Exercise requirements
Pick out each line below containing "jest".

Raw data
%%

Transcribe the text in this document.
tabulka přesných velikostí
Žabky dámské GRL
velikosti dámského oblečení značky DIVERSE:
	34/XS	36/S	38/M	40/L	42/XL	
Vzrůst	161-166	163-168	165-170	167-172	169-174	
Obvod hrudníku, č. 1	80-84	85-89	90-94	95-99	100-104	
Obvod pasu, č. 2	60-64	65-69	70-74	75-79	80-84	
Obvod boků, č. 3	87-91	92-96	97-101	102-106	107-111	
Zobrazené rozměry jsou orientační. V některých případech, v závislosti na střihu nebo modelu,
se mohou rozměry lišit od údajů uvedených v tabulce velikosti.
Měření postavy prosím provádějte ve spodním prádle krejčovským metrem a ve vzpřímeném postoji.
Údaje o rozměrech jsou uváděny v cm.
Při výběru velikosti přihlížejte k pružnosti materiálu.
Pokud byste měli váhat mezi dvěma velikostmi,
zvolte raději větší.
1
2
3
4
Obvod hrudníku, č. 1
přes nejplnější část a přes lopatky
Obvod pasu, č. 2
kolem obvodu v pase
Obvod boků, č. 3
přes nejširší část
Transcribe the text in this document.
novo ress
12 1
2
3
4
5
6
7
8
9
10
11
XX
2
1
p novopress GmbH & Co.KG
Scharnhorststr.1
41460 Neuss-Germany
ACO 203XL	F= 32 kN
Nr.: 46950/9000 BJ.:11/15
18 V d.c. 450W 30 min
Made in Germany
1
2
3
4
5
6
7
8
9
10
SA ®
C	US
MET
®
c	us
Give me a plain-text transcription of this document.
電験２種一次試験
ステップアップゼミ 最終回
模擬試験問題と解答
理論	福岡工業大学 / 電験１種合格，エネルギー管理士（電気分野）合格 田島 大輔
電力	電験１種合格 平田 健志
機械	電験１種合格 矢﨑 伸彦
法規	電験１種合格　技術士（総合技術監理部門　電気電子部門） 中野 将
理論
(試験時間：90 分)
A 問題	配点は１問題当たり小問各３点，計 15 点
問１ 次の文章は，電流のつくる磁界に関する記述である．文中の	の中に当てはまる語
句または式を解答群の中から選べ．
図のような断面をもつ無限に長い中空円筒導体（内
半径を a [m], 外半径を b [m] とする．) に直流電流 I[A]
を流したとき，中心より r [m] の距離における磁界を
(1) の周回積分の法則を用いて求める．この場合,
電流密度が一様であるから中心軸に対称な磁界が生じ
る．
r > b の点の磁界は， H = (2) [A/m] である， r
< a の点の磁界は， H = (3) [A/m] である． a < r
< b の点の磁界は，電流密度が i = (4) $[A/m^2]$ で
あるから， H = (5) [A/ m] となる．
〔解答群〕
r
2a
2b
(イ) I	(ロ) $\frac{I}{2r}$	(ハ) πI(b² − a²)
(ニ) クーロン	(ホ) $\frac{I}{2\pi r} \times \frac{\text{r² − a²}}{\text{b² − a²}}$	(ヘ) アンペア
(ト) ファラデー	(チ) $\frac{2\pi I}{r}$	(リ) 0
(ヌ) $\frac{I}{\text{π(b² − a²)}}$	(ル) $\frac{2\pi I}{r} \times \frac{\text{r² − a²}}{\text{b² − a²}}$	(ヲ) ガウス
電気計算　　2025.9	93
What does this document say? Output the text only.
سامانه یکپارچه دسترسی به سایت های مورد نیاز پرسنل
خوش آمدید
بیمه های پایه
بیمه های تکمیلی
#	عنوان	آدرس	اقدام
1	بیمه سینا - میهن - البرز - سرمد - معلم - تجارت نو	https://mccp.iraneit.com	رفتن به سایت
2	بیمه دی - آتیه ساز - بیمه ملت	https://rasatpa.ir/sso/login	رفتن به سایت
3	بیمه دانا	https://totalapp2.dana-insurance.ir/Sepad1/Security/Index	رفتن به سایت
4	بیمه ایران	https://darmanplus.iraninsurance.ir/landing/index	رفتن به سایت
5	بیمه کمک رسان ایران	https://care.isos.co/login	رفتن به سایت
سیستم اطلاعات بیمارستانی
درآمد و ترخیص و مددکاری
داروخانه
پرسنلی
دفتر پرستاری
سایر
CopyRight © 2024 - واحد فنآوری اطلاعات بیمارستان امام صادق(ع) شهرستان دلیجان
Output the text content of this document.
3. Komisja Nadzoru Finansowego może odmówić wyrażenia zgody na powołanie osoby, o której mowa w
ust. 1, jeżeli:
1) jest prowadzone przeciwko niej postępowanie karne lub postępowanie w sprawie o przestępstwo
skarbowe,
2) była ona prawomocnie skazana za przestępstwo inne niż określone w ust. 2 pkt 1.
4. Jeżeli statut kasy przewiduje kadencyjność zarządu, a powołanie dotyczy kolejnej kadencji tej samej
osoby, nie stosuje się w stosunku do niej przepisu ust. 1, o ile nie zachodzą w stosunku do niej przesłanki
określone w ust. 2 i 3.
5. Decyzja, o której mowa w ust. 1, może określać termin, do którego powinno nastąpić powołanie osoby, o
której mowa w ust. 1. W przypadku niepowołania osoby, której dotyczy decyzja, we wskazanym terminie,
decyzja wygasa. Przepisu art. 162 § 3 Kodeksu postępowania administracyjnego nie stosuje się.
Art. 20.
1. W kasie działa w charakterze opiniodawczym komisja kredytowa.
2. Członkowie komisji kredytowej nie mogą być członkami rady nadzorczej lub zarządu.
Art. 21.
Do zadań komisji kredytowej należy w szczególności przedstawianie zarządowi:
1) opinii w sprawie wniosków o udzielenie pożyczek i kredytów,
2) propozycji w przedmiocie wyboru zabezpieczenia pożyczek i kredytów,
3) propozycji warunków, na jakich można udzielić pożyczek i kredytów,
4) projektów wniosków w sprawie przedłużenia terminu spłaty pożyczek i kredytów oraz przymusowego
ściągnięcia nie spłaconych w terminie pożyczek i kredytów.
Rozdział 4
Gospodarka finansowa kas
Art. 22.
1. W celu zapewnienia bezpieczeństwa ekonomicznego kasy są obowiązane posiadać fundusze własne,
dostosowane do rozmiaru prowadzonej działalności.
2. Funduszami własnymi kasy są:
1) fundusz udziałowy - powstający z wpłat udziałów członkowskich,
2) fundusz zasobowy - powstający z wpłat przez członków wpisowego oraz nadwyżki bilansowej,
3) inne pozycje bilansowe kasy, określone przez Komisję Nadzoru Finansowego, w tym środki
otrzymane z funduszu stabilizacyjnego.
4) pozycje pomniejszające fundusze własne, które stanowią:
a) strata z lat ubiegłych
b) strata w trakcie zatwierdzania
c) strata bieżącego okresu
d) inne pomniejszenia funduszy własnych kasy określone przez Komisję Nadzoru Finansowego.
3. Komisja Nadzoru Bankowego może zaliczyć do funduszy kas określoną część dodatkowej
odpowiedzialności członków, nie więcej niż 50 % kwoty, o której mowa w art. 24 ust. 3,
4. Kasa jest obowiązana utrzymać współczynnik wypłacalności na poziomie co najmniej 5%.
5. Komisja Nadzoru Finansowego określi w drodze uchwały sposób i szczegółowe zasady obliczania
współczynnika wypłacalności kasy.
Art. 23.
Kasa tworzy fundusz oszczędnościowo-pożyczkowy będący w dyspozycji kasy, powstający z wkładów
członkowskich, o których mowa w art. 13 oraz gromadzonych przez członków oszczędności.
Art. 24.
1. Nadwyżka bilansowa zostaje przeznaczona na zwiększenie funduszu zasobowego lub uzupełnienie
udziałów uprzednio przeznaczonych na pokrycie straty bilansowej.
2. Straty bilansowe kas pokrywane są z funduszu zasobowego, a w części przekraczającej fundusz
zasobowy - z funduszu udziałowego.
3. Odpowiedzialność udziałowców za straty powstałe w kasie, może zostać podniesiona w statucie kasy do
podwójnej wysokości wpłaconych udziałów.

%%

Response to this task
1) jest prowadzone przeciwko niej postępowanie karne lub postępowanie w sprawie o przestępstwo
4. Kasa jest obowiązana utrzymać współczynnik wypłacalności na poziomie co najmniej 5%.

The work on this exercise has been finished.